• [What this task involves] Copy out all the records exactly.
■ ■ ■ ■
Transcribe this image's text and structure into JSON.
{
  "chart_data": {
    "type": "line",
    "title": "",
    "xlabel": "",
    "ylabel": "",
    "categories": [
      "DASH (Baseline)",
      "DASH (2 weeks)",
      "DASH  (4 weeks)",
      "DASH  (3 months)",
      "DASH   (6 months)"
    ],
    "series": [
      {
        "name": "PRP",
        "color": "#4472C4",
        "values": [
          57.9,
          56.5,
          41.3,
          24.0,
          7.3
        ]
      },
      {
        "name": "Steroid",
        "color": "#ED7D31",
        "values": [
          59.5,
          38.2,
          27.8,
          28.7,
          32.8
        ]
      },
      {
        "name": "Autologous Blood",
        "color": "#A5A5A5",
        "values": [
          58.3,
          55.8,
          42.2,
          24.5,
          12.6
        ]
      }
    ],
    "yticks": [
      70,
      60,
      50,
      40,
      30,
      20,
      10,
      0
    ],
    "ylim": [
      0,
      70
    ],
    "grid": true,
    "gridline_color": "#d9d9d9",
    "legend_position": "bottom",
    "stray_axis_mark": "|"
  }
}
■ ■ ■ ■
• [Finished answer]
Transcribe this image's text and structure into JSON.
{
  "chart_data": {
    "type": "line",
    "title": "",
    "xlabel": "",
    "ylabel": "",
    "categories": [
      "DASH (Baseline)",
      "DASH (2 weeks)",
      "DASH  (4 weeks)",
      "DASH  (3 months)",
      "DASH   (6 months)"
    ],
    "series": [
      {
        "name": "PRP",
        "color": "#4472C4",
        "values": [
          57.9,
          56.5,
          41.3,
          24.0,
          7.3
        ]
      },
      {
        "name": "Steroid",
        "color": "#ED7D31",
        "values": [
          59.5,
          38.2,
          27.8,
          28.7,
          32.8
        ]
      },
      {
        "name": "Autologous Blood",
        "color": "#A5A5A5",
        "values": [
          58.3,
          55.8,
          42.2,
          24.5,
          12.6
        ]
      }
    ],
    "yticks": [
      70,
      60,
      50,
      40,
      30,
      20,
      10,
      0
    ],
    "ylim": [
      0,
      70
    ],
    "grid": true,
    "gridline_color": "#d9d9d9",
    "legend_position": "bottom",
    "stray_axis_mark": "|"
  }
}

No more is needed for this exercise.